(Records from a data collection)
────────
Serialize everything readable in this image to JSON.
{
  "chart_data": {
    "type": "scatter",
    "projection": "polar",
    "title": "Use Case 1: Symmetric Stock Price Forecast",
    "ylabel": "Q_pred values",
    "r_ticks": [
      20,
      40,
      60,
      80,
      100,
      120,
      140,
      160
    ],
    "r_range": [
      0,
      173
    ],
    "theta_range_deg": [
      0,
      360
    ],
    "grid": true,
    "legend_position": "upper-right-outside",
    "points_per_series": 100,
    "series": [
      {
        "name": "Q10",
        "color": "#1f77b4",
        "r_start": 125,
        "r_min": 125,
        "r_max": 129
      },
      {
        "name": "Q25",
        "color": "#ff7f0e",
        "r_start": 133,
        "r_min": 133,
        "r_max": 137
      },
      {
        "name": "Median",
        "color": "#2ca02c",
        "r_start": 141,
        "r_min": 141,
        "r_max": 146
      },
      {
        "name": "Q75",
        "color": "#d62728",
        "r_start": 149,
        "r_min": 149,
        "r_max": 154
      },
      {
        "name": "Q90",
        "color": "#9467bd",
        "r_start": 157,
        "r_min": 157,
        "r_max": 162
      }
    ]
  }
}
────────
Written exercise: Write the whole listing out again. Keep every line exactly as it is.

Output:
Serialize everything readable in this image to JSON.
{
  "chart_data": {
    "type": "scatter",
    "projection": "polar",
    "title": "Use Case 1: Symmetric Stock Price Forecast",
    "ylabel": "Q_pred values",
    "r_ticks": [
      20,
      40,
      60,
      80,
      100,
      120,
      140,
      160
    ],
    "r_range": [
      0,
      173
    ],
    "theta_range_deg": [
      0,
      360
    ],
    "grid": true,
    "legend_position": "upper-right-outside",
    "points_per_series": 100,
    "series": [
      {
        "name": "Q10",
        "color": "#1f77b4",
        "r_start": 125,
        "r_min": 125,
        "r_max": 129
      },
      {
        "name": "Q25",
        "color": "#ff7f0e",
        "r_start": 133,
        "r_min": 133,
        "r_max": 137
      },
      {
        "name": "Median",
        "color": "#2ca02c",
        "r_start": 141,
        "r_min": 141,
        "r_max": 146
      },
      {
        "name": "Q75",
        "color": "#d62728",
        "r_start": 149,
        "r_min": 149,
        "r_max": 154
      },
      {
        "name": "Q90",
        "color": "#9467bd",
        "r_start": 157,
        "r_min": 157,
        "r_max": 162
      }
    ]
  }
}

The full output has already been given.